* **Problem details**: Leave out the pictures and repeat the rest of the material exactly.

[Provided entries start]

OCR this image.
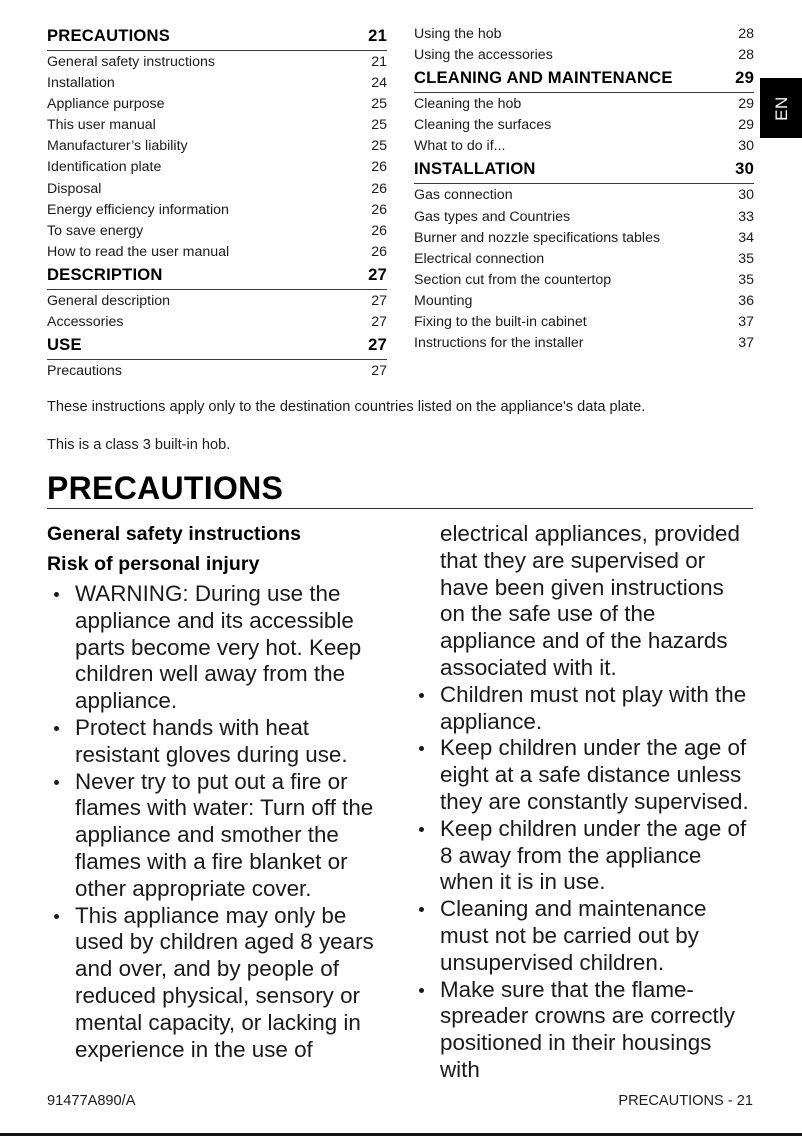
EN
PRECAUTIONS	21
General safety instructions	21
Installation	24
Appliance purpose	25
This user manual	25
Manufacturer’s liability	25
Identification plate	26
Disposal	26
Energy efficiency information	26
To save energy	26
How to read the user manual	26
DESCRIPTION	27
General description	27
Accessories	27
USE	27
Precautions	27
Using the hob	28
Using the accessories	28
CLEANING AND MAINTENANCE	29
Cleaning the hob	29
Cleaning the surfaces	29
What to do if...	30
INSTALLATION	30
Gas connection	30
Gas types and Countries	33
Burner and nozzle specifications tables	34
Electrical connection	35
Section cut from the countertop	35
Mounting	36
Fixing to the built-in cabinet	37
Instructions for the installer	37

These instructions apply only to the destination countries listed on the appliance's data plate.

This is a class 3 built-in hob.

PRECAUTIONS
General safety instructions
Risk of personal injury
WARNING: During use the appliance and its accessible parts become very hot. Keep children well away from the appliance.
Protect hands with heat resistant gloves during use.
Never try to put out a fire or flames with water: Turn off the appliance and smother the flames with a fire blanket or other appropriate cover.
This appliance may only be used by children aged 8 years and over, and by people of reduced physical, sensory or mental capacity, or lacking in experience in the use of

electrical appliances, provided that they are supervised or have been given instructions on the safe use of the appliance and of the hazards associated with it.

Children must not play with the appliance.
Keep children under the age of eight at a safe distance unless they are constantly supervised.
Keep children under the age of 8 away from the appliance when it is in use.
Cleaning and maintenance must not be carried out by unsupervised children.
Make sure that the flame-spreader crowns are correctly positioned in their housings with
91477A890/A	PRECAUTIONS - 21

[Provided entries end]

* **Answer below**:
OCR this image.
EN
PRECAUTIONS	21
General safety instructions	21
Installation	24
Appliance purpose	25
This user manual	25
Manufacturer’s liability	25
Identification plate	26
Disposal	26
Energy efficiency information	26
To save energy	26
How to read the user manual	26
DESCRIPTION	27
General description	27
Accessories	27
USE	27
Precautions	27
Using the hob	28
Using the accessories	28
CLEANING AND MAINTENANCE	29
Cleaning the hob	29
Cleaning the surfaces	29
What to do if...	30
INSTALLATION	30
Gas connection	30
Gas types and Countries	33
Burner and nozzle specifications tables	34
Electrical connection	35
Section cut from the countertop	35
Mounting	36
Fixing to the built-in cabinet	37
Instructions for the installer	37

These instructions apply only to the destination countries listed on the appliance's data plate.

This is a class 3 built-in hob.

PRECAUTIONS
General safety instructions
Risk of personal injury
WARNING: During use the appliance and its accessible parts become very hot. Keep children well away from the appliance.
Protect hands with heat resistant gloves during use.
Never try to put out a fire or flames with water: Turn off the appliance and smother the flames with a fire blanket or other appropriate cover.
This appliance may only be used by children aged 8 years and over, and by people of reduced physical, sensory or mental capacity, or lacking in experience in the use of

electrical appliances, provided that they are supervised or have been given instructions on the safe use of the appliance and of the hazards associated with it.

Children must not play with the appliance.
Keep children under the age of eight at a safe distance unless they are constantly supervised.
Keep children under the age of 8 away from the appliance when it is in use.
Cleaning and maintenance must not be carried out by unsupervised children.
Make sure that the flame-spreader crowns are correctly positioned in their housings with
91477A890/A	PRECAUTIONS - 21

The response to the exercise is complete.